Finding this, I called for an explanation, and the customer representative (CSR) said it was likely due to their website coming down while I scheduled the payment. I asked why there’d been was no warning and he didn’t know. I asked the extra payment be refunded, and he declined by saying they did maintenance after midnight. This company was a worldwide enterprise, and this practice affected many people. I suggested this problem could be fixed with simple procedures and programming, then asked him to submit my suggestion. He declined by saying it was too expensive, and I knew further debate was moot.
The next call was much less contentious and much more productive. I was placing a Christmas order for some friends from a mail-order company that specialized in top-shelf meats and other culinary delights. Having earned a couple special offers from previous purchases, I’d reached a conundrum of how to use these discounts with items that offered free shipping. When I selected one option, the other one disappeared, but I couldn’t tell why. So I gave up and called for help, explaining my situation to one of their CSRs.

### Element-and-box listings
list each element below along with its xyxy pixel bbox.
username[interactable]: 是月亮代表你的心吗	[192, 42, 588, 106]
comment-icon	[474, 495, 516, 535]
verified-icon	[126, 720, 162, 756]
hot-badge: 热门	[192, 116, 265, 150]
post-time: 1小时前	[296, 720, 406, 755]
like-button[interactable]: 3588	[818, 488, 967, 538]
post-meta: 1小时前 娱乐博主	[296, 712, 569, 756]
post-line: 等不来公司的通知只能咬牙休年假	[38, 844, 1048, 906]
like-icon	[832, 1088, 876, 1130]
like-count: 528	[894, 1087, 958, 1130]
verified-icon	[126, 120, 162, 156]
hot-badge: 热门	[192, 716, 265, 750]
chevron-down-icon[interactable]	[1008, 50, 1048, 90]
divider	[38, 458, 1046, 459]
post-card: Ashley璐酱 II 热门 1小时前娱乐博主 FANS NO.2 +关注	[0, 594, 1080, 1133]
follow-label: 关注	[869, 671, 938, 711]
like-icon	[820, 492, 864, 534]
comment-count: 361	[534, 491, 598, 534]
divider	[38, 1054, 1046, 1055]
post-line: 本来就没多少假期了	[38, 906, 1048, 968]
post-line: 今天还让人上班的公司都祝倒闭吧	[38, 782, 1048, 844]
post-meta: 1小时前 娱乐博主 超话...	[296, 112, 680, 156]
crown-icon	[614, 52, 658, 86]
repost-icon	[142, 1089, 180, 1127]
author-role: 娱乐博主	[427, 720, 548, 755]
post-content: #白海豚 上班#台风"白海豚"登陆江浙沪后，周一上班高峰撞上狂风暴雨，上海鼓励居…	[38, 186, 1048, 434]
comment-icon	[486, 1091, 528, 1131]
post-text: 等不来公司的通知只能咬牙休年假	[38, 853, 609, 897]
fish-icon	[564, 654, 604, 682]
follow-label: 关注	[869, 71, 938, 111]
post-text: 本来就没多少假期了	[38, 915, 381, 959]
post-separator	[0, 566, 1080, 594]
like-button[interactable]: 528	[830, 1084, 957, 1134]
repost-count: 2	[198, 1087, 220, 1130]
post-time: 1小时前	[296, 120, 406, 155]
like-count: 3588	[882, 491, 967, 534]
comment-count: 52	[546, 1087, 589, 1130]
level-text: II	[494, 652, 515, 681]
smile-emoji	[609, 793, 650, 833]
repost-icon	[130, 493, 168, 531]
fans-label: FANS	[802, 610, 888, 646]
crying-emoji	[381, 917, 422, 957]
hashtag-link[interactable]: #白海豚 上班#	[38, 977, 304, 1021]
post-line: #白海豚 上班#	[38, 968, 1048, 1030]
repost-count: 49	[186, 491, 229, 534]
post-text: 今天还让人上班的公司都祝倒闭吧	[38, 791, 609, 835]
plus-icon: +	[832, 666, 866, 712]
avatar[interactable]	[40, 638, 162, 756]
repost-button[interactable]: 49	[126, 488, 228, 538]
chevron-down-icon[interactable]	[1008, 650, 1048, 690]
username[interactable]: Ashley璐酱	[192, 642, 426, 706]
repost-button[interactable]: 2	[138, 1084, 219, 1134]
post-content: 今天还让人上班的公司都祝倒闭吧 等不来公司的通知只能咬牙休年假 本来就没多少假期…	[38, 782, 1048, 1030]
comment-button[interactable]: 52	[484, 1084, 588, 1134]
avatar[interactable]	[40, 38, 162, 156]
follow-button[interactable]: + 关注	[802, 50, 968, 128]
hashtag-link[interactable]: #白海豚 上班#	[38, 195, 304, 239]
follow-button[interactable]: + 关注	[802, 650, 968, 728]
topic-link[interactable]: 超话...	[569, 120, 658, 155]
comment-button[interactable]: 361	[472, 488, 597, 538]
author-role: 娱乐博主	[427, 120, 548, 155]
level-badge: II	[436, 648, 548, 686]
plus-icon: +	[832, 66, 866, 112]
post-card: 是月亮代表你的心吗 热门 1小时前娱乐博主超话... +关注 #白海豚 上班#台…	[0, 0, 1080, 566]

### Required actions
1 - In the customer-service passage, reproduce the stretch from "The next call" through "of their CSRs.", swapping "mail-order company" for "catalog retailer".
2 - List each response the first customer representative gave to the writer in the customer-service passage.
3 - In the customer-service passage, condense the paragraph beginning "The next call was much less contentious" into a short bulleted list that keeps its main facts.

### The solutions
1 -
The next call was much less contentious and much more productive. I was placing a Christmas order for some friends from a catalog retailer that specialized in top-shelf meats and other culinary delights. Having earned a couple special offers from previous purchases, I’d reached a conundrum of how to use these discounts with items that offered free shipping. When I selected one option, the other one disappeared, but I couldn’t tell why. So I gave up and called for help, explaining my situation to one of their CSRs.

2 -
- The extra payment was likely due to the website coming down while the writer scheduled the payment.
- He didn't know why there had been no warning.
- He declined the refund, saying they did maintenance after midnight.
- He declined to submit the writer's suggestion, saying it was too expensive.

3 -
- The second call was less contentious and more productive.
- The writer was placing a Christmas order for friends from a mail-order company specializing in top-shelf meats and other culinary delights.
- Special offers earned from earlier purchases couldn't be combined with items offering free shipping: selecting one option made the other disappear, for no clear reason.
- The writer called and explained the situation to a CSR.